- _What the task asks_:
How many lines hold the string "本周电解钴价格周环比上行"? Give only the number.

- _Input for this task_:
+++
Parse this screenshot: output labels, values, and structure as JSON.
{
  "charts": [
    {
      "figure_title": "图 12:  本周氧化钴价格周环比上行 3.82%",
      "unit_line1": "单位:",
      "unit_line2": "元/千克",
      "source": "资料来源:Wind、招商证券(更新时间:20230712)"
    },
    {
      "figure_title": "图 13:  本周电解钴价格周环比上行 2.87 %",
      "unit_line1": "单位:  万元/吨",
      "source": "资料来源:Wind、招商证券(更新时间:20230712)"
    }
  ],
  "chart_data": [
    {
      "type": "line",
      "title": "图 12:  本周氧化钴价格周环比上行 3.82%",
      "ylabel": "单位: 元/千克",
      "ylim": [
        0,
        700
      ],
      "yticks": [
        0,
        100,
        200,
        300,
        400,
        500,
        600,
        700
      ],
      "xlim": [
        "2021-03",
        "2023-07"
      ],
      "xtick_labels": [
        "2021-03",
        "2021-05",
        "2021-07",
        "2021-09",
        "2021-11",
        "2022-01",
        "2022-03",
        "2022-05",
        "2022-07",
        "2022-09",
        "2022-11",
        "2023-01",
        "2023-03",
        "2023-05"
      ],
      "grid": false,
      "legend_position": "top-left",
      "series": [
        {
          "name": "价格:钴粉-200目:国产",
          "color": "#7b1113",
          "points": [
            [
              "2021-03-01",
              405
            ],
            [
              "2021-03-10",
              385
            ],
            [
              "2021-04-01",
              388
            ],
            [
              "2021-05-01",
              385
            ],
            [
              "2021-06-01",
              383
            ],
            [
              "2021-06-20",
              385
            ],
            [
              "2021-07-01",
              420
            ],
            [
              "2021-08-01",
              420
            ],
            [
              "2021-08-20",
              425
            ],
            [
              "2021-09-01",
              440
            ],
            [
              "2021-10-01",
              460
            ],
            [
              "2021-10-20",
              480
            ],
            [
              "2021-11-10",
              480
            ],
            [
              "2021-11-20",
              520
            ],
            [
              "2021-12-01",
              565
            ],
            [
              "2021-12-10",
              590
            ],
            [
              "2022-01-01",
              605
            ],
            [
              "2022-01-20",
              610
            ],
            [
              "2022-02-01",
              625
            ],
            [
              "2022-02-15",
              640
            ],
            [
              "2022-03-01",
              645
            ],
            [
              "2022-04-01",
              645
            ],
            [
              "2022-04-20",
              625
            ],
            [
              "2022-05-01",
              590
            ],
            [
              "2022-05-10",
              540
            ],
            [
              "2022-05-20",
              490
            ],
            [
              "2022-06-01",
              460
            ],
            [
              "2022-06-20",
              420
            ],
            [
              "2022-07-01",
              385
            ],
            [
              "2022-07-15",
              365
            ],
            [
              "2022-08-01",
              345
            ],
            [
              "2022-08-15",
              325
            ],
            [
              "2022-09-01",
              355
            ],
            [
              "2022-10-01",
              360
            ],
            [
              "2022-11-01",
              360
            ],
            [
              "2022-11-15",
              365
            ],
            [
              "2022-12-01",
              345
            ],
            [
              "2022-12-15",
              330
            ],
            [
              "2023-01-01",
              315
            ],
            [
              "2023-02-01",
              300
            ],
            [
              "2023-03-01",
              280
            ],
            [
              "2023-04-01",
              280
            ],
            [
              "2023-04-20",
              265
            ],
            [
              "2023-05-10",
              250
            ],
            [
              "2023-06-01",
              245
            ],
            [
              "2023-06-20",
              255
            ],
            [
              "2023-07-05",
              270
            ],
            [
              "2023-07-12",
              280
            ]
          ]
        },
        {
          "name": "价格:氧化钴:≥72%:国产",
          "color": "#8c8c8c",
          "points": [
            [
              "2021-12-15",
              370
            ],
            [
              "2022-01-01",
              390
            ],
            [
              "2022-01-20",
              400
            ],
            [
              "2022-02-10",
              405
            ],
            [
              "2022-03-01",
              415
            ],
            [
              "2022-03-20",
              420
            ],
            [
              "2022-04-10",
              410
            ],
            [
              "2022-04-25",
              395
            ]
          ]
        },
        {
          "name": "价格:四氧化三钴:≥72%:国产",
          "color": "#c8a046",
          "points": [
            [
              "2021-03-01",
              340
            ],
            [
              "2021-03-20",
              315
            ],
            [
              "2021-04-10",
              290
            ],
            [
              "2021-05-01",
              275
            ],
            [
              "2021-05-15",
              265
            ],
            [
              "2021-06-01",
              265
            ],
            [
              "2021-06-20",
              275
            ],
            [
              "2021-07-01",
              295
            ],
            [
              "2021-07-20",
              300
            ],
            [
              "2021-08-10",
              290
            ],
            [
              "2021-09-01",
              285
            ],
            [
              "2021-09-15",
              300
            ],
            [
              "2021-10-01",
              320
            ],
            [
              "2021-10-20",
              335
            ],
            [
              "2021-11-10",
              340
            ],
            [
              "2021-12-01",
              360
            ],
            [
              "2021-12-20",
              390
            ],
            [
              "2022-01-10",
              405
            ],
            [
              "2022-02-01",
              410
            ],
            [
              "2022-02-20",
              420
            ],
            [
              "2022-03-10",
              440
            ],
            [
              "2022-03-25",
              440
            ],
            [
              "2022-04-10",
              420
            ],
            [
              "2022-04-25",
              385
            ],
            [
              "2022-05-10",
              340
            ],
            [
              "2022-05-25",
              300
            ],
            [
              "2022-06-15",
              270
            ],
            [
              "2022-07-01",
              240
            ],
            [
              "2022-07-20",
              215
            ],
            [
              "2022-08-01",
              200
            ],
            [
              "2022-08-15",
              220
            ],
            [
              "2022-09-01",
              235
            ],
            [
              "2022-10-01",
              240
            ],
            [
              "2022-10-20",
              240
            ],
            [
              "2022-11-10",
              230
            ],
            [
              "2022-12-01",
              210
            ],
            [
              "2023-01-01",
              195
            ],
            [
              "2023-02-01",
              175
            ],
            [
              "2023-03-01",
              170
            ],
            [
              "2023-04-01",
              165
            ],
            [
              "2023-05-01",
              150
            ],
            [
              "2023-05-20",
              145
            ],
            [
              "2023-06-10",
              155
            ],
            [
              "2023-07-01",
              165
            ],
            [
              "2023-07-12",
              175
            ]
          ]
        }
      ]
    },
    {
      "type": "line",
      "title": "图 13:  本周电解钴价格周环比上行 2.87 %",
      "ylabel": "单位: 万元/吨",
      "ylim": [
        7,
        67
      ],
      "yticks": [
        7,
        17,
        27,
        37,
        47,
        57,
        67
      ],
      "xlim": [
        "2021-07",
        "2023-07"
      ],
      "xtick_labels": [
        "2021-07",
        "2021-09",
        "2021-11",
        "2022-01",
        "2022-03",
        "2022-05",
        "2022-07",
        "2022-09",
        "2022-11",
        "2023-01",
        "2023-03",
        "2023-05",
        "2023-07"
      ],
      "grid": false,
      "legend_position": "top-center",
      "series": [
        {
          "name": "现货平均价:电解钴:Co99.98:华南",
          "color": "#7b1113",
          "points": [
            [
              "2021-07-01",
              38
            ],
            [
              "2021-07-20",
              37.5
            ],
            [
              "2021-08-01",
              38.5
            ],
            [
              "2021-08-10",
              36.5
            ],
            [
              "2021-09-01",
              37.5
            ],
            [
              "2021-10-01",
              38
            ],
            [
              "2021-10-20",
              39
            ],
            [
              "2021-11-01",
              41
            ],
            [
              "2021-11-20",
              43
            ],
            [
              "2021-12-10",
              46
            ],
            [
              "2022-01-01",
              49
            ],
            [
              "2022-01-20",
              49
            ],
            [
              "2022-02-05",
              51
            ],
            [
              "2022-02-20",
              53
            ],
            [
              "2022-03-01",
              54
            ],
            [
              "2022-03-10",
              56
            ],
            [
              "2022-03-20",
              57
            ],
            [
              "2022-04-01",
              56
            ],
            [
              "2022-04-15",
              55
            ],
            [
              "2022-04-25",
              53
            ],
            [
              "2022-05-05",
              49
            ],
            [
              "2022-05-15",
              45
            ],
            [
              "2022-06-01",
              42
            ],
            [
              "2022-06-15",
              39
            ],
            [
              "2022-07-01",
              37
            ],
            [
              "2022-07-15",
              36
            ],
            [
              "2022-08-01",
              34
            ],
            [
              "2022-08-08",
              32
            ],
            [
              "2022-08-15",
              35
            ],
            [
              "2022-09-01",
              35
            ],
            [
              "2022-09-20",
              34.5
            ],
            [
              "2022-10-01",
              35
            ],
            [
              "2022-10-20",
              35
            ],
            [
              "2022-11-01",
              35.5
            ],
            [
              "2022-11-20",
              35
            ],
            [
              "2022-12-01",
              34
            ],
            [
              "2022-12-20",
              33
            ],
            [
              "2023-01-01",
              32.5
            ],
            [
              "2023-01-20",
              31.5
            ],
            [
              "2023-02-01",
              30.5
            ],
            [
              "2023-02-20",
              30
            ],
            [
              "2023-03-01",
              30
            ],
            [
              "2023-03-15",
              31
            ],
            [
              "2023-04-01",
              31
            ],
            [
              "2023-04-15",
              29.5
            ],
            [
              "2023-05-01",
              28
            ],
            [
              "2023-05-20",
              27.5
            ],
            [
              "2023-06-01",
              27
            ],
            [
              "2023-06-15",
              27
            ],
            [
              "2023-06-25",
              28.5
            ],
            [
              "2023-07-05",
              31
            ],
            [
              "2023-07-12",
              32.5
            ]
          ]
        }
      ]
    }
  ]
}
+++
- _Complete output_:
2